Instructions for the task
Express the records as a JSON list of strings, one string per line with blank lines omitted, starting at the first line of the records and ending at the line that contains "dialog-title: Reducir C: (459, 233, 511, 245)". Include both of those lines and nothing after the second.
★ ★ ★ ★
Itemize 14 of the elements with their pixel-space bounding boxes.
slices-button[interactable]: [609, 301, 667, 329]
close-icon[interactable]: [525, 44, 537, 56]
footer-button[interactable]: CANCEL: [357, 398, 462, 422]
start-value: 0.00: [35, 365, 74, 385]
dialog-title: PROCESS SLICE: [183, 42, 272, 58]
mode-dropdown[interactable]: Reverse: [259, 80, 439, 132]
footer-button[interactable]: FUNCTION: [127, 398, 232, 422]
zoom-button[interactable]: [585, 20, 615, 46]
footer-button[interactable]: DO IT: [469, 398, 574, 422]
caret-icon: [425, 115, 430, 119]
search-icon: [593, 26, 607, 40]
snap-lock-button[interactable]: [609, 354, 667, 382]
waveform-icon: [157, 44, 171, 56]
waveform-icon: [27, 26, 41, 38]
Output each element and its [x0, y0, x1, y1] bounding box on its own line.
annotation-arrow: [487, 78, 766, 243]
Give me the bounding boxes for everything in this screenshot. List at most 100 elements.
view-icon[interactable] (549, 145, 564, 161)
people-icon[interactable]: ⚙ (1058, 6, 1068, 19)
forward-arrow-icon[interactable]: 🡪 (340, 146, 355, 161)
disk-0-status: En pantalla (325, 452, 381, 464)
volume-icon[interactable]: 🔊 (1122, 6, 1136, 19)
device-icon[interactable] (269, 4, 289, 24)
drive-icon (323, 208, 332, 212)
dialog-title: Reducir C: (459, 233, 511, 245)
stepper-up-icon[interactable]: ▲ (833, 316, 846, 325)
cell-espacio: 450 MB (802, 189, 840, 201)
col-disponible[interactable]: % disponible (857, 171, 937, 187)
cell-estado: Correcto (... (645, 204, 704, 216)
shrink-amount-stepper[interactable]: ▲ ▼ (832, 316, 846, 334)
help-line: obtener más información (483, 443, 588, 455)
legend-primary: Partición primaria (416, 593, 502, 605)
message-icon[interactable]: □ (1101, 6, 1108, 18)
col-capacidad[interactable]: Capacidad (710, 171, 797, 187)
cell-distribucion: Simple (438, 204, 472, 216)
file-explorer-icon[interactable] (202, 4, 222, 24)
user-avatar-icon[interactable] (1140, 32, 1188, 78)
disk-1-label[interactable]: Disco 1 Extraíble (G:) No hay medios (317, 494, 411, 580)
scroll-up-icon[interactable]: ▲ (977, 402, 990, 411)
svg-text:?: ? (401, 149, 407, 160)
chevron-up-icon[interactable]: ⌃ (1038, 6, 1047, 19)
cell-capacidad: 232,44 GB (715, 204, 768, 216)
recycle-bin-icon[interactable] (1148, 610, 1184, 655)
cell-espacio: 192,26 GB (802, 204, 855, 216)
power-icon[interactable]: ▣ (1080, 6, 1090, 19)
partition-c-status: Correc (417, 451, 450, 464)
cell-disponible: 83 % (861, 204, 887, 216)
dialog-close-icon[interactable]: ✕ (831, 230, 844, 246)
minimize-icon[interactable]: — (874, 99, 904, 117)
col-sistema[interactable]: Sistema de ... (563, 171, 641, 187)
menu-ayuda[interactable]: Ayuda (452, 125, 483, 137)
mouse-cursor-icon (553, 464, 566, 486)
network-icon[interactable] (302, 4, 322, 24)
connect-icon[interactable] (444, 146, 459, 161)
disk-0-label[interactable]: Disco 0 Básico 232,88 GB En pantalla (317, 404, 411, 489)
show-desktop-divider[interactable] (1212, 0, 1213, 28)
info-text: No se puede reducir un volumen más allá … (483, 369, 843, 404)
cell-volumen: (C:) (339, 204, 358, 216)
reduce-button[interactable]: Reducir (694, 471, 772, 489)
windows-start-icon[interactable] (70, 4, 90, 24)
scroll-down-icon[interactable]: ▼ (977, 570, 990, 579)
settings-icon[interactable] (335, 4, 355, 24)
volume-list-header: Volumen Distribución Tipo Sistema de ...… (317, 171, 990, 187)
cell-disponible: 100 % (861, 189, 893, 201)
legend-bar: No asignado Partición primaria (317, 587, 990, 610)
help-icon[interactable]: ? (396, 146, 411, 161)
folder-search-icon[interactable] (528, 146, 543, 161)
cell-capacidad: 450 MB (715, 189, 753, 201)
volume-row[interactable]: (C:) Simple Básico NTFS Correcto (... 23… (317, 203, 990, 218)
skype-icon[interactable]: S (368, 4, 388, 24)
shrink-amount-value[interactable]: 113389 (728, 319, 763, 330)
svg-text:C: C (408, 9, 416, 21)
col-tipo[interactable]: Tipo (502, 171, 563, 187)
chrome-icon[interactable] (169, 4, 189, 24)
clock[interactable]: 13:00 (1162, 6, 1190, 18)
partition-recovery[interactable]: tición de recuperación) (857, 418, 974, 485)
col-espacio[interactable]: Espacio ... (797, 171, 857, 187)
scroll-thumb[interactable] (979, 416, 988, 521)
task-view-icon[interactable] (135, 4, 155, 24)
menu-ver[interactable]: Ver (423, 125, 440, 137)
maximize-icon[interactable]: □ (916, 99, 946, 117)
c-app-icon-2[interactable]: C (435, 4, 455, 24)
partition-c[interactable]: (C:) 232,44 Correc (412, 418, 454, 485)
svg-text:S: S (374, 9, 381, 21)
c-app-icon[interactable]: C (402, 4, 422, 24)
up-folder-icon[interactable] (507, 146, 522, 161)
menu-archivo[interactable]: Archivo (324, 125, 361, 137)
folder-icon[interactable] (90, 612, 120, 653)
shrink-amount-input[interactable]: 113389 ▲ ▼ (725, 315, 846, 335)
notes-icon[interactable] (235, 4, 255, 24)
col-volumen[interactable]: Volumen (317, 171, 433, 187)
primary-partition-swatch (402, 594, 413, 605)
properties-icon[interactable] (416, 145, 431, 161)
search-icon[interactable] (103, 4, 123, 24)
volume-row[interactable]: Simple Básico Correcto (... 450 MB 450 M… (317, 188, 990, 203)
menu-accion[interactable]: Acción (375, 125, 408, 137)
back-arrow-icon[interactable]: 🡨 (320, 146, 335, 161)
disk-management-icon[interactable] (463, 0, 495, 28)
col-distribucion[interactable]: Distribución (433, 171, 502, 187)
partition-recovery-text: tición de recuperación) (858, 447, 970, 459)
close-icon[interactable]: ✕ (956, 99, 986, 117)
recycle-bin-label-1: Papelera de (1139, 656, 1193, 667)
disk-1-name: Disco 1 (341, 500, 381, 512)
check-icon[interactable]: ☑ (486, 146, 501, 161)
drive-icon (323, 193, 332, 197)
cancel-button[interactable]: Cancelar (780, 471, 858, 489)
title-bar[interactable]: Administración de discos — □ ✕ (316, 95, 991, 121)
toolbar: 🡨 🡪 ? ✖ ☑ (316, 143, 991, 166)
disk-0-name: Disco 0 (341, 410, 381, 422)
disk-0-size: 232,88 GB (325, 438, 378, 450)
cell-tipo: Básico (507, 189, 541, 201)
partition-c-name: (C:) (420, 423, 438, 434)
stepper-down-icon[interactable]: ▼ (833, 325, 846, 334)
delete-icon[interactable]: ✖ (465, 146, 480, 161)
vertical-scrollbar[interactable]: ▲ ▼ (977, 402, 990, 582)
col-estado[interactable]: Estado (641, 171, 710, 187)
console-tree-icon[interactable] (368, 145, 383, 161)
★ ★ ★ ★
Task result
[
  "Itemize 14 of the elements with their pixel-space bounding boxes.",
  "slices-button[interactable]: [609, 301, 667, 329]",
  "close-icon[interactable]: [525, 44, 537, 56]",
  "footer-button[interactable]: CANCEL: [357, 398, 462, 422]",
  "start-value: 0.00: [35, 365, 74, 385]",
  "dialog-title: PROCESS SLICE: [183, 42, 272, 58]",
  "mode-dropdown[interactable]: Reverse: [259, 80, 439, 132]",
  "footer-button[interactable]: FUNCTION: [127, 398, 232, 422]",
  "zoom-button[interactable]: [585, 20, 615, 46]",
  "footer-button[interactable]: DO IT: [469, 398, 574, 422]",
  "caret-icon: [425, 115, 430, 119]",
  "search-icon: [593, 26, 607, 40]",
  "snap-lock-button[interactable]: [609, 354, 667, 382]",
  "waveform-icon: [157, 44, 171, 56]",
  "waveform-icon: [27, 26, 41, 38]",
  "Output each element and its [x0, y0, x1, y1] bounding box on its own line.",
  "annotation-arrow: [487, 78, 766, 243]",
  "Give me the bounding boxes for everything in this screenshot. List at most 100 elements.",
  "view-icon[interactable] (549, 145, 564, 161)",
  "people-icon[interactable]: ⚙ (1058, 6, 1068, 19)",
  "forward-arrow-icon[interactable]: 🡪 (340, 146, 355, 161)",
  "disk-0-status: En pantalla (325, 452, 381, 464)",
  "volume-icon[interactable]: 🔊 (1122, 6, 1136, 19)",
  "device-icon[interactable] (269, 4, 289, 24)",
  "drive-icon (323, 208, 332, 212)",
  "dialog-title: Reducir C: (459, 233, 511, 245)"
]